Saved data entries
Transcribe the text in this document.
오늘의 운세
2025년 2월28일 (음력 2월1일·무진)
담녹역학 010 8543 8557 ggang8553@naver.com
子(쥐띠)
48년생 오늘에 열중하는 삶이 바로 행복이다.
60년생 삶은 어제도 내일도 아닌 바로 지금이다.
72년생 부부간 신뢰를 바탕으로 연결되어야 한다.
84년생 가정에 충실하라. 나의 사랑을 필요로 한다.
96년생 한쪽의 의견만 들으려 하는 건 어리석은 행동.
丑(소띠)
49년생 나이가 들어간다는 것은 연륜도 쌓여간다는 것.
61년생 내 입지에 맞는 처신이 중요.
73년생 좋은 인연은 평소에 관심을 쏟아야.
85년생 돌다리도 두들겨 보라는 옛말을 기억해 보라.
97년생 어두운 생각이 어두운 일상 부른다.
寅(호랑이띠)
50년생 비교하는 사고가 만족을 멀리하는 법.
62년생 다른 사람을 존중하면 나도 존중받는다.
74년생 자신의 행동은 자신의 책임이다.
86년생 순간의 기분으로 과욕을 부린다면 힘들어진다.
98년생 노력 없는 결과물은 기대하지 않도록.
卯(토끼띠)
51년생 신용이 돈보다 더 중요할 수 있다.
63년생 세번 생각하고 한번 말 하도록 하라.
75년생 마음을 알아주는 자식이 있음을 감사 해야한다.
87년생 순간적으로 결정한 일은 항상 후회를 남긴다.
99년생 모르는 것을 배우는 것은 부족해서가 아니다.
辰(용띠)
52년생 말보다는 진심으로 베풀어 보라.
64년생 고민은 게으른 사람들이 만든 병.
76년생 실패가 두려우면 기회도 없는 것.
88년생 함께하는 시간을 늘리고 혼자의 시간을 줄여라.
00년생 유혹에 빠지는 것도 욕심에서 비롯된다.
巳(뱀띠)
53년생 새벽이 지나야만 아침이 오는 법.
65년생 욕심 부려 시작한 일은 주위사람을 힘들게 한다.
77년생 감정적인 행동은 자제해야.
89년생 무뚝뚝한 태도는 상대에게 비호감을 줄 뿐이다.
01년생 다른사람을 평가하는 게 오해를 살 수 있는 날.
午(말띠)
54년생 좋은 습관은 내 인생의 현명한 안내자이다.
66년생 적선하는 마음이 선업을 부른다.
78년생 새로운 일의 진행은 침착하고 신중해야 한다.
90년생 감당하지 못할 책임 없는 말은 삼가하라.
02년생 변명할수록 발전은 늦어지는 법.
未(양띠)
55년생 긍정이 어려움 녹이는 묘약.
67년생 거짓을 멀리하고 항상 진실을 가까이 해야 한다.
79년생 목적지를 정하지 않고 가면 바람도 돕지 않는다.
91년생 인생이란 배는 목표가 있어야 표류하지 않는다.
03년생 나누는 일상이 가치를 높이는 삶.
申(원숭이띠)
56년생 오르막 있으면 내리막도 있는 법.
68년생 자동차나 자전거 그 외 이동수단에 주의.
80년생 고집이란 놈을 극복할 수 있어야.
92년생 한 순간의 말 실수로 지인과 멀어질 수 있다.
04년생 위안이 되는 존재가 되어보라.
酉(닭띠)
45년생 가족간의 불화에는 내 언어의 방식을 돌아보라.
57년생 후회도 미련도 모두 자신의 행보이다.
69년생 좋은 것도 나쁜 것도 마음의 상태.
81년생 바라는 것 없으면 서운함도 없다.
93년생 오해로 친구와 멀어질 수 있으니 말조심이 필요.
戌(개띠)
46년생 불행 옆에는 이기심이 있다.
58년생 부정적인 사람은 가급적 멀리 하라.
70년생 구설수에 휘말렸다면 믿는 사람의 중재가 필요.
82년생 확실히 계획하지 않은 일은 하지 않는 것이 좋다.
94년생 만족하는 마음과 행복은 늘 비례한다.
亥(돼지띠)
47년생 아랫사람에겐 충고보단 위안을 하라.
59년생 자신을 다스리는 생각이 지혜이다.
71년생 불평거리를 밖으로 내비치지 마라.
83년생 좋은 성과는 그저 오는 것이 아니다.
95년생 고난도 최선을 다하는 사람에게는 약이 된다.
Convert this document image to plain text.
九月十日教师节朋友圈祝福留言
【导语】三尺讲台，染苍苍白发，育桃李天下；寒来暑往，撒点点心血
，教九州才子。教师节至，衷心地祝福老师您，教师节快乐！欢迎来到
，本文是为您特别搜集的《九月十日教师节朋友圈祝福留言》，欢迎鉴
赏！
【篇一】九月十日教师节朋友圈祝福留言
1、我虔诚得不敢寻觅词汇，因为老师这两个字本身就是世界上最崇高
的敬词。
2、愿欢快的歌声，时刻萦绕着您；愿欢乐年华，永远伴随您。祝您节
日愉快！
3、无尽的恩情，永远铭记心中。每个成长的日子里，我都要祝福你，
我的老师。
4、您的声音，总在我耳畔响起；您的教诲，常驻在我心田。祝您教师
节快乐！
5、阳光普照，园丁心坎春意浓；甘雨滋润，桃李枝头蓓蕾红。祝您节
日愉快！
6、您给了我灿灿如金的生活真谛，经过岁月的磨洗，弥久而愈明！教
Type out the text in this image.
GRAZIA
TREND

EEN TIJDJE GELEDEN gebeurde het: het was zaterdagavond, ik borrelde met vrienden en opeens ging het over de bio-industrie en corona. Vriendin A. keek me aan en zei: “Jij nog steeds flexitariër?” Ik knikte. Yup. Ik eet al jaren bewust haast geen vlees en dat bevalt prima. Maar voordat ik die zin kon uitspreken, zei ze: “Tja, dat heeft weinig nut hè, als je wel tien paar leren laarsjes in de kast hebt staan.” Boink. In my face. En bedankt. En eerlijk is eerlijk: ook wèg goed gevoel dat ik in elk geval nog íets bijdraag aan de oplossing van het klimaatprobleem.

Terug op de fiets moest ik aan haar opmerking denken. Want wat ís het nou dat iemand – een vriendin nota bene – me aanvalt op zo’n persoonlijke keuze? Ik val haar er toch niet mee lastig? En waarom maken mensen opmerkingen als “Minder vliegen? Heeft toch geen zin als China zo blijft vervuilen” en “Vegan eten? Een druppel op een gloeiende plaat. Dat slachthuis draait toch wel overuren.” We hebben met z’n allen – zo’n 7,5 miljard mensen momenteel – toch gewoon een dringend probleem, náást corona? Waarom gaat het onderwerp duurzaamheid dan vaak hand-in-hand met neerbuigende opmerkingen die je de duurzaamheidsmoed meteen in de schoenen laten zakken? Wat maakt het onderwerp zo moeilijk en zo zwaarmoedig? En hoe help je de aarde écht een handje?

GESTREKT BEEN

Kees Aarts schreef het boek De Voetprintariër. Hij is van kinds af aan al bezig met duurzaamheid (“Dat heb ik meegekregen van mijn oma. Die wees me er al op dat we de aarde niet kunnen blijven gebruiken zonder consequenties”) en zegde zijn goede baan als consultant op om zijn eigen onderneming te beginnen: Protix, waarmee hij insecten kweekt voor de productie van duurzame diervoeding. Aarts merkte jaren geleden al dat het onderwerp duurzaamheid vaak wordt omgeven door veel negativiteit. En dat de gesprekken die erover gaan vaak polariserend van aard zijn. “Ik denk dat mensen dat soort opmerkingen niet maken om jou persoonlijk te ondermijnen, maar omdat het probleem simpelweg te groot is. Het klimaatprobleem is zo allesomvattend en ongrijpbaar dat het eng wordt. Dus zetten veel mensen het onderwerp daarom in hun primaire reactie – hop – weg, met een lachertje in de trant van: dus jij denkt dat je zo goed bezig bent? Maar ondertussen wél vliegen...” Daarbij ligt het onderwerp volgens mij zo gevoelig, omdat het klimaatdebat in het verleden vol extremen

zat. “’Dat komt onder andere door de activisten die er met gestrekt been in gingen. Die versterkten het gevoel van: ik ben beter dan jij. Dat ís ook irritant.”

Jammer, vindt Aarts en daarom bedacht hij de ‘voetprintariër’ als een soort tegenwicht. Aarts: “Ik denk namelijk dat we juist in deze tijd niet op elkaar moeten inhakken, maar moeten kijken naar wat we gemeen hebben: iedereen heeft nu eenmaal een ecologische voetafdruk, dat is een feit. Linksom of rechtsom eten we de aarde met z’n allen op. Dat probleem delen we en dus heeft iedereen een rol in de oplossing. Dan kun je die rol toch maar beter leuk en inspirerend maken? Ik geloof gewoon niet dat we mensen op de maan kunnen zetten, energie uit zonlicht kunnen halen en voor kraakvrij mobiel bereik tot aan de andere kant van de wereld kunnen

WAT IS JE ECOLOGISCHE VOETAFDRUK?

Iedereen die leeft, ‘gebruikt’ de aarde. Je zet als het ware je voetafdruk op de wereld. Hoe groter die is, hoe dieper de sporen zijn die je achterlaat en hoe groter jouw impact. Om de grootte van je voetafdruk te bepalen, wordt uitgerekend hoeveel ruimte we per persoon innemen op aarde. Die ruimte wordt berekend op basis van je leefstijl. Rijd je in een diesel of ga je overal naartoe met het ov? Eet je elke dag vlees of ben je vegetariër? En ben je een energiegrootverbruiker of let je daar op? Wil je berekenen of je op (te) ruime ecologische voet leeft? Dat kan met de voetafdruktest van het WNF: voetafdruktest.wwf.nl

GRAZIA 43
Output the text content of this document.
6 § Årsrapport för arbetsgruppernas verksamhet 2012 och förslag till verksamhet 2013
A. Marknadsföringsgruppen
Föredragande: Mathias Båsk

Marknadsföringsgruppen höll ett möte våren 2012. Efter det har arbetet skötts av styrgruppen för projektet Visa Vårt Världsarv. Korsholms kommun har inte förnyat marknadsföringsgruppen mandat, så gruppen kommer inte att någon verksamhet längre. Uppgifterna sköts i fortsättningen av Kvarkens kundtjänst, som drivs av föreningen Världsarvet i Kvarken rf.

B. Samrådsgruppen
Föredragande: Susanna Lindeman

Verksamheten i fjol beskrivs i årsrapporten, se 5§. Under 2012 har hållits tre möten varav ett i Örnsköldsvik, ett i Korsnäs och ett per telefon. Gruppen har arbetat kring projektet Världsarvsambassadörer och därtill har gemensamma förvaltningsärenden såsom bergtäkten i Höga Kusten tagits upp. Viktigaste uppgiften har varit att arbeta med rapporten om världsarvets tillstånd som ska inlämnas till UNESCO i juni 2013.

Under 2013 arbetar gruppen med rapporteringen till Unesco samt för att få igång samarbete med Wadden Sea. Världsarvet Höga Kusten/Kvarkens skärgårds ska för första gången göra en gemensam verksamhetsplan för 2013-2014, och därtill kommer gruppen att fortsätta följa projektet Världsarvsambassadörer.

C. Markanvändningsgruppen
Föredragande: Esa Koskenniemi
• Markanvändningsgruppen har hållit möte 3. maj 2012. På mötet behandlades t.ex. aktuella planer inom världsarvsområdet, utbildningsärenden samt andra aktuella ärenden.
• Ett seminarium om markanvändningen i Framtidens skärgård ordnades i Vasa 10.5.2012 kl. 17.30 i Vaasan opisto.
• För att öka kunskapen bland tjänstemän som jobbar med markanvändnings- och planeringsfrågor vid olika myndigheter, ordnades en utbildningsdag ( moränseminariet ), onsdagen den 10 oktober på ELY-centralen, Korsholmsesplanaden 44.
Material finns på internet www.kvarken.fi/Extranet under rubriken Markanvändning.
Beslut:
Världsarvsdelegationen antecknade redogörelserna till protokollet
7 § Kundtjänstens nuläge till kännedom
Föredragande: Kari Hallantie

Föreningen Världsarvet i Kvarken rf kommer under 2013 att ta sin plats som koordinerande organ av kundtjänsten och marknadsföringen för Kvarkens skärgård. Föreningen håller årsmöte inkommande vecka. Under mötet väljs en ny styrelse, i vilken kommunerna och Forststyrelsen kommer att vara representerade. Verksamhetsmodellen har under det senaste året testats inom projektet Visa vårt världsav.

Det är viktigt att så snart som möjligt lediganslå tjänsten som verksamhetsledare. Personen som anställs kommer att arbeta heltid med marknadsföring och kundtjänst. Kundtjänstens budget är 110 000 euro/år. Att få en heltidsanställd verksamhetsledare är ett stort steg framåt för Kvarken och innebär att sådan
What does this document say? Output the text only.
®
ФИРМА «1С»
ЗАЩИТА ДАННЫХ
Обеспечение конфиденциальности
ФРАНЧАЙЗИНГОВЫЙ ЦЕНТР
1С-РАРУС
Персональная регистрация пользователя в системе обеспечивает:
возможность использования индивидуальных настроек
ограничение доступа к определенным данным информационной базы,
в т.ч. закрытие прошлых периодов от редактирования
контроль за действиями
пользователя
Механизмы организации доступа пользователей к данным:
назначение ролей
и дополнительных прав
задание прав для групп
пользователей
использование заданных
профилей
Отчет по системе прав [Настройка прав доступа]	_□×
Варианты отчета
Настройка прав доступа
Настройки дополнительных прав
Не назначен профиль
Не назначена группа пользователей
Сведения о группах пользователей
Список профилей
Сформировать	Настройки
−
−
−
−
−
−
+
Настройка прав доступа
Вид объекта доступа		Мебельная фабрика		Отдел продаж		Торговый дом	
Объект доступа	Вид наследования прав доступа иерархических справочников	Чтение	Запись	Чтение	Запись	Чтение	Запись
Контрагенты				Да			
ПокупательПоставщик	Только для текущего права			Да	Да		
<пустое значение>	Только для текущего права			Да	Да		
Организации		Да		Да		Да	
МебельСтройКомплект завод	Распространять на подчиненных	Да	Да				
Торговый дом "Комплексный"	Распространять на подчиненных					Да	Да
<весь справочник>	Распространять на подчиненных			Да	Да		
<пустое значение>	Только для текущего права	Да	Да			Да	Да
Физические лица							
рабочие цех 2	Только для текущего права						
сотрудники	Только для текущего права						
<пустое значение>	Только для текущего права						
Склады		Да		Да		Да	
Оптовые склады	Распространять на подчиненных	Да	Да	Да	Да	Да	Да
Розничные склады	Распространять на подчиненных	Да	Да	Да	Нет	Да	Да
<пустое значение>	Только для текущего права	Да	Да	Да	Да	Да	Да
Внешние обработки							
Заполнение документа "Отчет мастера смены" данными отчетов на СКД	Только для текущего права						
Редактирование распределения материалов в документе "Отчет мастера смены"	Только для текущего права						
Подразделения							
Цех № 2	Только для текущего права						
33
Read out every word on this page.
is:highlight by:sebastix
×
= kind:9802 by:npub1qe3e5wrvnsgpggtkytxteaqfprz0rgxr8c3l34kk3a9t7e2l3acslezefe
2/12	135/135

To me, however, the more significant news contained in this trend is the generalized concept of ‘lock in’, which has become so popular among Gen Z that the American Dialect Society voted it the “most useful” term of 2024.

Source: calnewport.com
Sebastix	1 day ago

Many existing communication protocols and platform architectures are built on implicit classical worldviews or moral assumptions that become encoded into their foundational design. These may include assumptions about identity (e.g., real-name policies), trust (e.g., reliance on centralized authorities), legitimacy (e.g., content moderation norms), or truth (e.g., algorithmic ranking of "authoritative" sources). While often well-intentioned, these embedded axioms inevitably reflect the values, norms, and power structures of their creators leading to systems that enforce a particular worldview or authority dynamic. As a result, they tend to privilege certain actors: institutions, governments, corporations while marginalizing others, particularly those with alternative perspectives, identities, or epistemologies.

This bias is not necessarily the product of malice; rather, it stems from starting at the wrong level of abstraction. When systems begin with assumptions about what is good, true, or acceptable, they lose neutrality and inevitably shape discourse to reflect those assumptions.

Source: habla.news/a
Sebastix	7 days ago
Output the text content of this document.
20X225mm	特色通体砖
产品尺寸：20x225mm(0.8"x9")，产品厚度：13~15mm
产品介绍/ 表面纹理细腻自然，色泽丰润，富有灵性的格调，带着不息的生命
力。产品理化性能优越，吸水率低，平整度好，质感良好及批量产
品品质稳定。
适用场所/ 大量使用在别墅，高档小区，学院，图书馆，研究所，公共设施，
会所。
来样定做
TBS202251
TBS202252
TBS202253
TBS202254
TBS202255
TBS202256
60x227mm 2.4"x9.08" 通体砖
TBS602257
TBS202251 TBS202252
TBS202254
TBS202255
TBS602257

REQUIREMENTS: Produce an exact repeat of the lines from the one containing "Read out every word on this page." through the last line of the data, and nothing more.

RESULT OF THE EXERCISE:
Read out every word on this page.
is:highlight by:sebastix
×
= kind:9802 by:npub1qe3e5wrvnsgpggtkytxteaqfprz0rgxr8c3l34kk3a9t7e2l3acslezefe
2/12	135/135

To me, however, the more significant news contained in this trend is the generalized concept of ‘lock in’, which has become so popular among Gen Z that the American Dialect Society voted it the “most useful” term of 2024.

Source: calnewport.com
Sebastix	1 day ago

Many existing communication protocols and platform architectures are built on implicit classical worldviews or moral assumptions that become encoded into their foundational design. These may include assumptions about identity (e.g., real-name policies), trust (e.g., reliance on centralized authorities), legitimacy (e.g., content moderation norms), or truth (e.g., algorithmic ranking of "authoritative" sources). While often well-intentioned, these embedded axioms inevitably reflect the values, norms, and power structures of their creators leading to systems that enforce a particular worldview or authority dynamic. As a result, they tend to privilege certain actors: institutions, governments, corporations while marginalizing others, particularly those with alternative perspectives, identities, or epistemologies.

This bias is not necessarily the product of malice; rather, it stems from starting at the wrong level of abstraction. When systems begin with assumptions about what is good, true, or acceptable, they lose neutrality and inevitably shape discourse to reflect those assumptions.

Source: habla.news/a
Sebastix	7 days ago
Output the text content of this document.
20X225mm	特色通体砖
产品尺寸：20x225mm(0.8"x9")，产品厚度：13~15mm
产品介绍/ 表面纹理细腻自然，色泽丰润，富有灵性的格调，带着不息的生命
力。产品理化性能优越，吸水率低，平整度好，质感良好及批量产
品品质稳定。
适用场所/ 大量使用在别墅，高档小区，学院，图书馆，研究所，公共设施，
会所。
来样定做
TBS202251
TBS202252
TBS202253
TBS202254
TBS202255
TBS202256
60x227mm 2.4"x9.08" 通体砖
TBS602257
TBS202251 TBS202252
TBS202254
TBS202255
TBS602257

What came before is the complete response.